Data entries:
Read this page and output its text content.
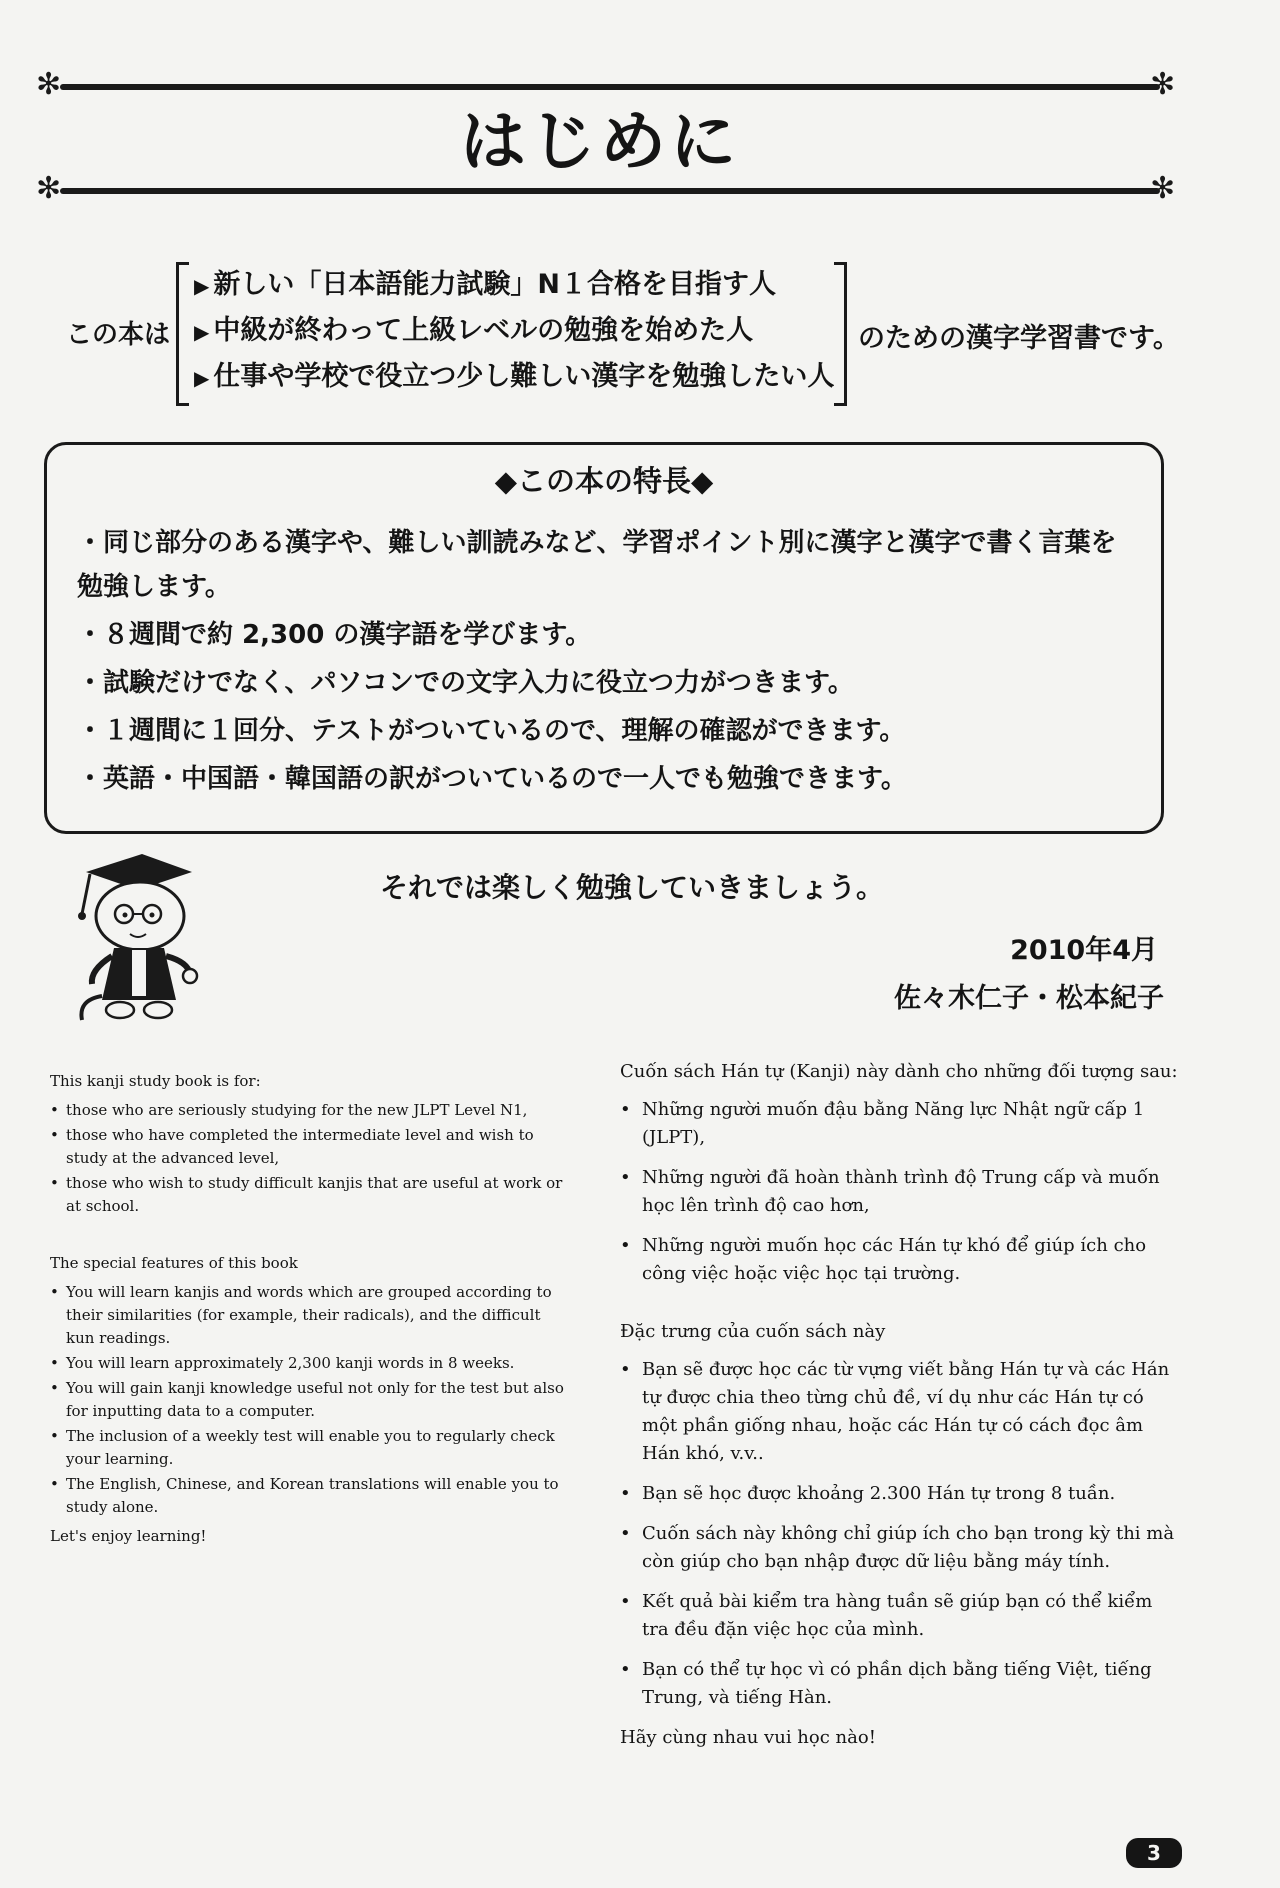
✻	✻
はじめに
✻	✻
この本は
▶ 新しい「日本語能力試験」N１合格を目指す人
▶ 中級が終わって上級レベルの勉強を始めた人
▶ 仕事や学校で役立つ少し難しい漢字を勉強したい人
のための漢字学習書です。
◆この本の特長◆
・同じ部分のある漢字や、難しい訓読みなど、学習ポイント別に漢字と漢字で書く言葉を勉強します。
・８週間で約 2,300 の漢字語を学びます。
・試験だけでなく、パソコンでの文字入力に役立つ力がつきます。
・１週間に１回分、テストがついているので、理解の確認ができます。
・英語・中国語・韓国語の訳がついているので一人でも勉強できます。
それでは楽しく勉強していきましょう。
2010年4月
佐々木仁子・松本紀子
This kanji study book is for:
• those who are seriously studying for the new JLPT Level N1,
• those who have completed the intermediate level and wish to study at the advanced level,
• those who wish to study difficult kanjis that are useful at work or at school.
The special features of this book
• You will learn kanjis and words which are grouped according to their similarities (for example, their radicals), and the difficult kun readings.
• You will learn approximately 2,300 kanji words in 8 weeks.
• You will gain kanji knowledge useful not only for the test but also for inputting data to a computer.
• The inclusion of a weekly test will enable you to regularly check your learning.
• The English, Chinese, and Korean translations will enable you to study alone.
Let's enjoy learning!
Cuốn sách Hán tự (Kanji) này dành cho những đối tượng sau:
• Những người muốn đậu bằng Năng lực Nhật ngữ cấp 1 (JLPT),
• Những người đã hoàn thành trình độ Trung cấp và muốn học lên trình độ cao hơn,
• Những người muốn học các Hán tự khó để giúp ích cho công việc hoặc việc học tại trường.
Đặc trưng của cuốn sách này
• Bạn sẽ được học các từ vựng viết bằng Hán tự và các Hán tự được chia theo từng chủ đề, ví dụ như các Hán tự có một phần giống nhau, hoặc các Hán tự có cách đọc âm Hán khó, v.v..
• Bạn sẽ học được khoảng 2.300 Hán tự trong 8 tuần.
• Cuốn sách này không chỉ giúp ích cho bạn trong kỳ thi mà còn giúp cho bạn nhập được dữ liệu bằng máy tính.
• Kết quả bài kiểm tra hàng tuần sẽ giúp bạn có thể kiểm tra đều đặn việc học của mình.
• Bạn có thể tự học vì có phần dịch bằng tiếng Việt, tiếng Trung, và tiếng Hàn.
Hãy cùng nhau vui học nào!
3
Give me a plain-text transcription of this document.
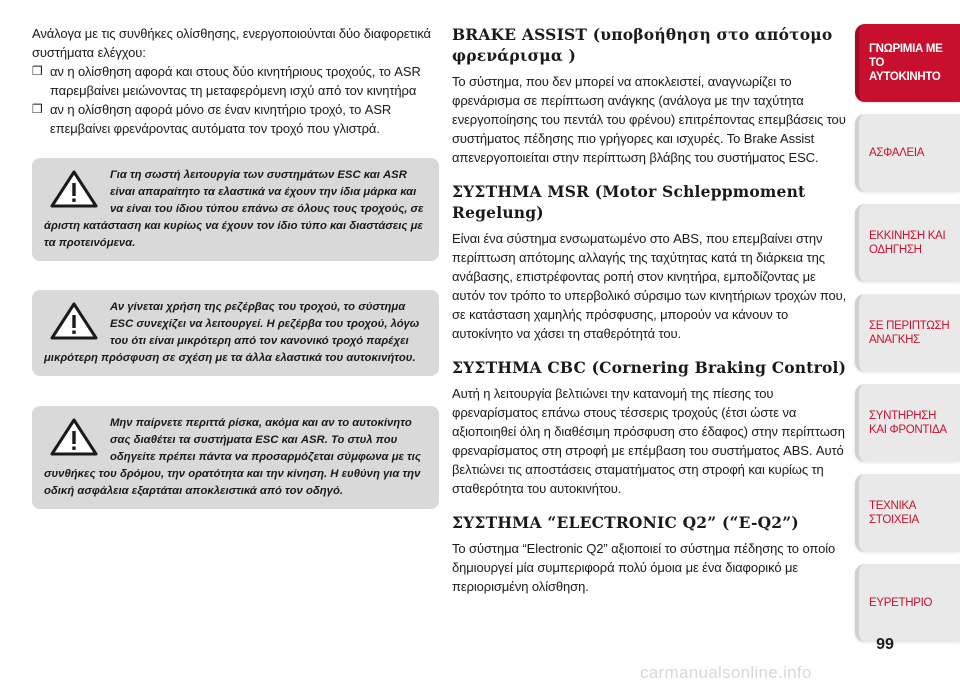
Ανάλογα με τις συνθήκες ολίσθησης, ενεργοποιούνται δύο διαφορετικά συστήματα ελέγχου:

❒ αν η ολίσθηση αφορά και στους δύο κινητήριους τροχούς, το ASR παρεμβαίνει μειώνοντας τη μεταφερόμενη ισχύ από τον κινητήρα
❒ αν η ολίσθηση αφορά μόνο σε έναν κινητήριο τροχό, το ASR επεμβαίνει φρενάροντας αυτόματα τον τροχό που γλιστρά.

Για τη σωστή λειτουργία των συστημάτων ESC και ASR είναι απαραίτητο τα ελαστικά να έχουν την ίδια μάρκα και να είναι του ίδιου τύπου επάνω σε όλους τους τροχούς, σε άριστη κατάσταση και κυρίως να έχουν τον ίδιο τύπο και διαστάσεις με τα προτεινόμενα.

Αν γίνεται χρήση της ρεζέρβας του τροχού, το σύστημα ESC συνεχίζει να λειτουργεί. Η ρεζέρβα του τροχού, λόγω του ότι είναι μικρότερη από τον κανονικό τροχό παρέχει μικρότερη πρόσφυση σε σχέση με τα άλλα ελαστικά του αυτοκινήτου.

Μην παίρνετε περιττά ρίσκα, ακόμα και αν το αυτοκίνητο σας διαθέτει τα συστήματα ESC και ASR. Το στυλ που οδηγείτε πρέπει πάντα να προσαρμόζεται σύμφωνα με τις συνθήκες του δρόμου, την ορατότητα και την κίνηση. Η ευθύνη για την οδική ασφάλεια εξαρτάται αποκλειστικά από τον οδηγό.

BRAKE ASSIST (υποβοήθηση στο απότομο φρενάρισμα )

Το σύστημα, που δεν μπορεί να αποκλειστεί, αναγνωρίζει το φρενάρισμα σε περίπτωση ανάγκης (ανάλογα με την ταχύτητα ενεργοποίησης του πεντάλ του φρένου) επιτρέποντας επεμβάσεις του συστήματος πέδησης πιο γρήγορες και ισχυρές. Το Brake Assist απενεργοποιείται στην περίπτωση βλάβης του συστήματος ESC.

ΣΥΣΤΗΜΑ MSR (Motor Schleppmoment Regelung)

Είναι ένα σύστημα ενσωματωμένο στο ABS, που επεμβαίνει στην περίπτωση απότομης αλλαγής της ταχύτητας κατά τη διάρκεια της ανάβασης, επιστρέφοντας ροπή στον κινητήρα, εμποδίζοντας με αυτόν τον τρόπο το υπερβολικό σύρσιμο των κινητήριων τροχών που, σε κατάσταση χαμηλής πρόσφυσης, μπορούν να κάνουν το αυτοκίνητο να χάσει τη σταθερότητά του.

ΣΥΣΤΗΜΑ CBC (Cornering Braking Control)

Αυτή η λειτουργία βελτιώνει την κατανομή της πίεσης του φρεναρίσματος επάνω στους τέσσερις τροχούς (έτσι ώστε να αξιοποιηθεί όλη η διαθέσιμη πρόσφυση στο έδαφος) στην περίπτωση φρεναρίσματος στη στροφή με επέμβαση του συστήματος ABS. Αυτό βελτιώνει τις αποστάσεις σταματήματος στη στροφή και κυρίως τη σταθερότητα του αυτοκινήτου.

ΣΥΣΤΗΜΑ “ELECTRONIC Q2” (“E-Q2”)

Το σύστημα “Electronic Q2” αξιοποιεί το σύστημα πέδησης το οποίο δημιουργεί μία συμπεριφορά πολύ όμοια με ένα διαφορικό με περιορισμένη ολίσθηση.

ΓΝΩΡΙΜΙΑ ΜΕ ΤΟ ΑΥΤΟΚΙΝΗΤΟ
ΑΣΦΑΛΕΙΑ
ΕΚΚΙΝΗΣΗ ΚΑΙ ΟΔΗΓΗΣΗ
ΣΕ ΠΕΡΙΠΤΩΣΗ ΑΝΑΓΚΗΣ
ΣΥΝΤΗΡΗΣΗ ΚΑΙ ΦΡΟΝΤΙΔΑ
ΤΕΧΝΙΚΑ ΣΤΟΙΧΕΙΑ
ΕΥΡΕΤΗΡΙΟ
99
carmanualsonline.info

§ TASK TO COMPLETE: Quote every record above exactly, leaving out any pictures.

§ TASK OUTPUT:
Read this page and output its text content.
✻	✻
はじめに
✻	✻
この本は
▶ 新しい「日本語能力試験」N１合格を目指す人
▶ 中級が終わって上級レベルの勉強を始めた人
▶ 仕事や学校で役立つ少し難しい漢字を勉強したい人
のための漢字学習書です。
◆この本の特長◆
・同じ部分のある漢字や、難しい訓読みなど、学習ポイント別に漢字と漢字で書く言葉を勉強します。
・８週間で約 2,300 の漢字語を学びます。
・試験だけでなく、パソコンでの文字入力に役立つ力がつきます。
・１週間に１回分、テストがついているので、理解の確認ができます。
・英語・中国語・韓国語の訳がついているので一人でも勉強できます。
それでは楽しく勉強していきましょう。
2010年4月
佐々木仁子・松本紀子
This kanji study book is for:
• those who are seriously studying for the new JLPT Level N1,
• those who have completed the intermediate level and wish to study at the advanced level,
• those who wish to study difficult kanjis that are useful at work or at school.
The special features of this book
• You will learn kanjis and words which are grouped according to their similarities (for example, their radicals), and the difficult kun readings.
• You will learn approximately 2,300 kanji words in 8 weeks.
• You will gain kanji knowledge useful not only for the test but also for inputting data to a computer.
• The inclusion of a weekly test will enable you to regularly check your learning.
• The English, Chinese, and Korean translations will enable you to study alone.
Let's enjoy learning!
Cuốn sách Hán tự (Kanji) này dành cho những đối tượng sau:
• Những người muốn đậu bằng Năng lực Nhật ngữ cấp 1 (JLPT),
• Những người đã hoàn thành trình độ Trung cấp và muốn học lên trình độ cao hơn,
• Những người muốn học các Hán tự khó để giúp ích cho công việc hoặc việc học tại trường.
Đặc trưng của cuốn sách này
• Bạn sẽ được học các từ vựng viết bằng Hán tự và các Hán tự được chia theo từng chủ đề, ví dụ như các Hán tự có một phần giống nhau, hoặc các Hán tự có cách đọc âm Hán khó, v.v..
• Bạn sẽ học được khoảng 2.300 Hán tự trong 8 tuần.
• Cuốn sách này không chỉ giúp ích cho bạn trong kỳ thi mà còn giúp cho bạn nhập được dữ liệu bằng máy tính.
• Kết quả bài kiểm tra hàng tuần sẽ giúp bạn có thể kiểm tra đều đặn việc học của mình.
• Bạn có thể tự học vì có phần dịch bằng tiếng Việt, tiếng Trung, và tiếng Hàn.
Hãy cùng nhau vui học nào!
3
Give me a plain-text transcription of this document.
Ανάλογα με τις συνθήκες ολίσθησης, ενεργοποιούνται δύο διαφορετικά συστήματα ελέγχου:

❒ αν η ολίσθηση αφορά και στους δύο κινητήριους τροχούς, το ASR παρεμβαίνει μειώνοντας τη μεταφερόμενη ισχύ από τον κινητήρα
❒ αν η ολίσθηση αφορά μόνο σε έναν κινητήριο τροχό, το ASR επεμβαίνει φρενάροντας αυτόματα τον τροχό που γλιστρά.

Για τη σωστή λειτουργία των συστημάτων ESC και ASR είναι απαραίτητο τα ελαστικά να έχουν την ίδια μάρκα και να είναι του ίδιου τύπου επάνω σε όλους τους τροχούς, σε άριστη κατάσταση και κυρίως να έχουν τον ίδιο τύπο και διαστάσεις με τα προτεινόμενα.

Αν γίνεται χρήση της ρεζέρβας του τροχού, το σύστημα ESC συνεχίζει να λειτουργεί. Η ρεζέρβα του τροχού, λόγω του ότι είναι μικρότερη από τον κανονικό τροχό παρέχει μικρότερη πρόσφυση σε σχέση με τα άλλα ελαστικά του αυτοκινήτου.

Μην παίρνετε περιττά ρίσκα, ακόμα και αν το αυτοκίνητο σας διαθέτει τα συστήματα ESC και ASR. Το στυλ που οδηγείτε πρέπει πάντα να προσαρμόζεται σύμφωνα με τις συνθήκες του δρόμου, την ορατότητα και την κίνηση. Η ευθύνη για την οδική ασφάλεια εξαρτάται αποκλειστικά από τον οδηγό.

BRAKE ASSIST (υποβοήθηση στο απότομο φρενάρισμα )

Το σύστημα, που δεν μπορεί να αποκλειστεί, αναγνωρίζει το φρενάρισμα σε περίπτωση ανάγκης (ανάλογα με την ταχύτητα ενεργοποίησης του πεντάλ του φρένου) επιτρέποντας επεμβάσεις του συστήματος πέδησης πιο γρήγορες και ισχυρές. Το Brake Assist απενεργοποιείται στην περίπτωση βλάβης του συστήματος ESC.

ΣΥΣΤΗΜΑ MSR (Motor Schleppmoment Regelung)

Είναι ένα σύστημα ενσωματωμένο στο ABS, που επεμβαίνει στην περίπτωση απότομης αλλαγής της ταχύτητας κατά τη διάρκεια της ανάβασης, επιστρέφοντας ροπή στον κινητήρα, εμποδίζοντας με αυτόν τον τρόπο το υπερβολικό σύρσιμο των κινητήριων τροχών που, σε κατάσταση χαμηλής πρόσφυσης, μπορούν να κάνουν το αυτοκίνητο να χάσει τη σταθερότητά του.

ΣΥΣΤΗΜΑ CBC (Cornering Braking Control)

Αυτή η λειτουργία βελτιώνει την κατανομή της πίεσης του φρεναρίσματος επάνω στους τέσσερις τροχούς (έτσι ώστε να αξιοποιηθεί όλη η διαθέσιμη πρόσφυση στο έδαφος) στην περίπτωση φρεναρίσματος στη στροφή με επέμβαση του συστήματος ABS. Αυτό βελτιώνει τις αποστάσεις σταματήματος στη στροφή και κυρίως τη σταθερότητα του αυτοκινήτου.

ΣΥΣΤΗΜΑ “ELECTRONIC Q2” (“E-Q2”)

Το σύστημα “Electronic Q2” αξιοποιεί το σύστημα πέδησης το οποίο δημιουργεί μία συμπεριφορά πολύ όμοια με ένα διαφορικό με περιορισμένη ολίσθηση.

ΓΝΩΡΙΜΙΑ ΜΕ ΤΟ ΑΥΤΟΚΙΝΗΤΟ
ΑΣΦΑΛΕΙΑ
ΕΚΚΙΝΗΣΗ ΚΑΙ ΟΔΗΓΗΣΗ
ΣΕ ΠΕΡΙΠΤΩΣΗ ΑΝΑΓΚΗΣ
ΣΥΝΤΗΡΗΣΗ ΚΑΙ ΦΡΟΝΤΙΔΑ
ΤΕΧΝΙΚΑ ΣΤΟΙΧΕΙΑ
ΕΥΡΕΤΗΡΙΟ
99
carmanualsonline.info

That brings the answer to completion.